__Stated goal__
Repeat the lines below with every "Measurement" replaced by "Measured data", leaving everything else the same.

(Dataset excerpt)
::::::

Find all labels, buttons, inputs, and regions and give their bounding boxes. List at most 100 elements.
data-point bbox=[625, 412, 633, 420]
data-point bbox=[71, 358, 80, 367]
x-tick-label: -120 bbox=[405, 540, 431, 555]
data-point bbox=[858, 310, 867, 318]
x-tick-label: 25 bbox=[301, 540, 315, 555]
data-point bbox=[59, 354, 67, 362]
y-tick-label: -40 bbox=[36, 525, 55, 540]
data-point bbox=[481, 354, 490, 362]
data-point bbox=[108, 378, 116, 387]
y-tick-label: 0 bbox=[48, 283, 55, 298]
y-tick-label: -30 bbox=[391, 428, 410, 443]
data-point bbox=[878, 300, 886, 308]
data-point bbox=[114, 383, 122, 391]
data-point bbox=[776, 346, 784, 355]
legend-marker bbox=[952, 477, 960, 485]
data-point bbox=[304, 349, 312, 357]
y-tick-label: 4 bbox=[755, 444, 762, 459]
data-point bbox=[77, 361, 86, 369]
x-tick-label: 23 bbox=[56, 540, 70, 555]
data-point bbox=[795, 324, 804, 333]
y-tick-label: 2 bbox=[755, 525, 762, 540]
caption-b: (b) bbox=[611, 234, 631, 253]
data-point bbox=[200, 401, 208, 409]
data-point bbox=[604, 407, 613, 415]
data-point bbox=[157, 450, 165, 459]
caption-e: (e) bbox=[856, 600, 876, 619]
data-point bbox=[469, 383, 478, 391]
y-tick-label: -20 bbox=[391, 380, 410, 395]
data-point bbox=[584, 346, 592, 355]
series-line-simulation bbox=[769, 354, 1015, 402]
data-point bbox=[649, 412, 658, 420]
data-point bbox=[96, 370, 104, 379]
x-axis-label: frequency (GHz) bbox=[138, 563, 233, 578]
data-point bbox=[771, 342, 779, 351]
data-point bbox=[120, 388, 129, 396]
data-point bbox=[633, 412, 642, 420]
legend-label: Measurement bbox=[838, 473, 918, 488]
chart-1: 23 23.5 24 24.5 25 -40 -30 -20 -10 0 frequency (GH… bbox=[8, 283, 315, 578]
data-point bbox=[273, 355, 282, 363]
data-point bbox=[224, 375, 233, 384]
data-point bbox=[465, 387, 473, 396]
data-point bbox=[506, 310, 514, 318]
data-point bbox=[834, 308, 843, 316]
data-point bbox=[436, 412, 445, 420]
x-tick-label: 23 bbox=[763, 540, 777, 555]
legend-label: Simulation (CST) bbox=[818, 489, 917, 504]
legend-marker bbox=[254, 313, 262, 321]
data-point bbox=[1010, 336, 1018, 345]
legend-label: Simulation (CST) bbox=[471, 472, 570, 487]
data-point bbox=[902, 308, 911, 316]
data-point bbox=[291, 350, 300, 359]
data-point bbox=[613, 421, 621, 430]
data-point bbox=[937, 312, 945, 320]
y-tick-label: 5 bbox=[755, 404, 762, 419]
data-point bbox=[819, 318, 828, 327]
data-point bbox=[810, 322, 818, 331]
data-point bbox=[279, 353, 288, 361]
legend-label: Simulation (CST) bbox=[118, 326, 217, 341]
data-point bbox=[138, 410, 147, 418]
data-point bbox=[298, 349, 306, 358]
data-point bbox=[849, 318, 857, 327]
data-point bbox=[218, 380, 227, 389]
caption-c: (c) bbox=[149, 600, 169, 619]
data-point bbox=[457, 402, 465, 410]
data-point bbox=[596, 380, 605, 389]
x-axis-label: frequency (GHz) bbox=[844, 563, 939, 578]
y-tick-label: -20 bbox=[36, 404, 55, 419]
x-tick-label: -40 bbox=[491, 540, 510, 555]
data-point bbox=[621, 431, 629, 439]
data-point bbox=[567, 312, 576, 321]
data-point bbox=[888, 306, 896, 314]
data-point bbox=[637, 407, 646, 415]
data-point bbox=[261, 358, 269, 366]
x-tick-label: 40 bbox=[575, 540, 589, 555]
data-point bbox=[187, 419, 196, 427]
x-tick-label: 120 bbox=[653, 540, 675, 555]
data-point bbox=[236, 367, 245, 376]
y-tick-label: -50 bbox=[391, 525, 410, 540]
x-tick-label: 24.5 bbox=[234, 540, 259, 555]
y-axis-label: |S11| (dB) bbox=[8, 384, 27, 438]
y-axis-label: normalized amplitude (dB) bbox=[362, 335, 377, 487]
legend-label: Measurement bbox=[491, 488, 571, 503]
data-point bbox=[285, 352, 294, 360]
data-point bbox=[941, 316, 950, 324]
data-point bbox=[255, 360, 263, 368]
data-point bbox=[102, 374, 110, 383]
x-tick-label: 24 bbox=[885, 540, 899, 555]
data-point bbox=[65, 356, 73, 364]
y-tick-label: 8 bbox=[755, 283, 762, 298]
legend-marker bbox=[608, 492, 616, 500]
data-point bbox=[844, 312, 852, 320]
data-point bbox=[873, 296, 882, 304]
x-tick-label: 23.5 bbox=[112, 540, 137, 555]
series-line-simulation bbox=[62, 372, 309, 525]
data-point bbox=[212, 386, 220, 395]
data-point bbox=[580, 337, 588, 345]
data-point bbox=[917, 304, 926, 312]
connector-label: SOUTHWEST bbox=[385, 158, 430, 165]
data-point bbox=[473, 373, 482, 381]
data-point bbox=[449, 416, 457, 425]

::::::

__Full response__
Find all labels, buttons, inputs, and regions and give their bounding boxes. List at most 100 elements.
data-point bbox=[625, 412, 633, 420]
data-point bbox=[71, 358, 80, 367]
x-tick-label: -120 bbox=[405, 540, 431, 555]
data-point bbox=[858, 310, 867, 318]
x-tick-label: 25 bbox=[301, 540, 315, 555]
data-point bbox=[59, 354, 67, 362]
y-tick-label: -40 bbox=[36, 525, 55, 540]
data-point bbox=[481, 354, 490, 362]
data-point bbox=[108, 378, 116, 387]
y-tick-label: 0 bbox=[48, 283, 55, 298]
y-tick-label: -30 bbox=[391, 428, 410, 443]
data-point bbox=[878, 300, 886, 308]
data-point bbox=[114, 383, 122, 391]
data-point bbox=[776, 346, 784, 355]
legend-marker bbox=[952, 477, 960, 485]
data-point bbox=[304, 349, 312, 357]
y-tick-label: 4 bbox=[755, 444, 762, 459]
data-point bbox=[77, 361, 86, 369]
x-tick-label: 23 bbox=[56, 540, 70, 555]
data-point bbox=[795, 324, 804, 333]
y-tick-label: 2 bbox=[755, 525, 762, 540]
caption-b: (b) bbox=[611, 234, 631, 253]
data-point bbox=[200, 401, 208, 409]
data-point bbox=[604, 407, 613, 415]
data-point bbox=[157, 450, 165, 459]
caption-e: (e) bbox=[856, 600, 876, 619]
data-point bbox=[469, 383, 478, 391]
y-tick-label: -20 bbox=[391, 380, 410, 395]
data-point bbox=[584, 346, 592, 355]
series-line-simulation bbox=[769, 354, 1015, 402]
data-point bbox=[649, 412, 658, 420]
data-point bbox=[96, 370, 104, 379]
x-axis-label: frequency (GHz) bbox=[138, 563, 233, 578]
data-point bbox=[771, 342, 779, 351]
data-point bbox=[120, 388, 129, 396]
data-point bbox=[633, 412, 642, 420]
legend-label: Measured data bbox=[838, 473, 918, 488]
chart-1: 23 23.5 24 24.5 25 -40 -30 -20 -10 0 frequency (GH… bbox=[8, 283, 315, 578]
data-point bbox=[273, 355, 282, 363]
data-point bbox=[224, 375, 233, 384]
data-point bbox=[465, 387, 473, 396]
data-point bbox=[506, 310, 514, 318]
data-point bbox=[834, 308, 843, 316]
data-point bbox=[436, 412, 445, 420]
x-tick-label: 23 bbox=[763, 540, 777, 555]
legend-label: Simulation (CST) bbox=[818, 489, 917, 504]
legend-marker bbox=[254, 313, 262, 321]
data-point bbox=[1010, 336, 1018, 345]
legend-label: Simulation (CST) bbox=[471, 472, 570, 487]
data-point bbox=[902, 308, 911, 316]
data-point bbox=[291, 350, 300, 359]
data-point bbox=[613, 421, 621, 430]
data-point bbox=[937, 312, 945, 320]
y-tick-label: 5 bbox=[755, 404, 762, 419]
data-point bbox=[819, 318, 828, 327]
data-point bbox=[810, 322, 818, 331]
data-point bbox=[279, 353, 288, 361]
legend-label: Simulation (CST) bbox=[118, 326, 217, 341]
data-point bbox=[138, 410, 147, 418]
data-point bbox=[298, 349, 306, 358]
data-point bbox=[849, 318, 857, 327]
data-point bbox=[218, 380, 227, 389]
caption-c: (c) bbox=[149, 600, 169, 619]
data-point bbox=[457, 402, 465, 410]
data-point bbox=[596, 380, 605, 389]
x-axis-label: frequency (GHz) bbox=[844, 563, 939, 578]
y-tick-label: -20 bbox=[36, 404, 55, 419]
x-tick-label: -40 bbox=[491, 540, 510, 555]
data-point bbox=[621, 431, 629, 439]
data-point bbox=[567, 312, 576, 321]
data-point bbox=[888, 306, 896, 314]
data-point bbox=[637, 407, 646, 415]
data-point bbox=[261, 358, 269, 366]
x-tick-label: 40 bbox=[575, 540, 589, 555]
data-point bbox=[187, 419, 196, 427]
x-tick-label: 120 bbox=[653, 540, 675, 555]
data-point bbox=[236, 367, 245, 376]
y-tick-label: -50 bbox=[391, 525, 410, 540]
x-tick-label: 24.5 bbox=[234, 540, 259, 555]
y-axis-label: |S11| (dB) bbox=[8, 384, 27, 438]
y-axis-label: normalized amplitude (dB) bbox=[362, 335, 377, 487]
legend-label: Measured data bbox=[491, 488, 571, 503]
data-point bbox=[285, 352, 294, 360]
data-point bbox=[941, 316, 950, 324]
data-point bbox=[255, 360, 263, 368]
data-point bbox=[102, 374, 110, 383]
x-tick-label: 24 bbox=[885, 540, 899, 555]
data-point bbox=[65, 356, 73, 364]
y-tick-label: 8 bbox=[755, 283, 762, 298]
legend-marker bbox=[608, 492, 616, 500]
data-point bbox=[844, 312, 852, 320]
data-point bbox=[873, 296, 882, 304]
x-tick-label: 23.5 bbox=[112, 540, 137, 555]
series-line-simulation bbox=[62, 372, 309, 525]
data-point bbox=[212, 386, 220, 395]
data-point bbox=[580, 337, 588, 345]
data-point bbox=[917, 304, 926, 312]
connector-label: SOUTHWEST bbox=[385, 158, 430, 165]
data-point bbox=[473, 373, 482, 381]
data-point bbox=[449, 416, 457, 425]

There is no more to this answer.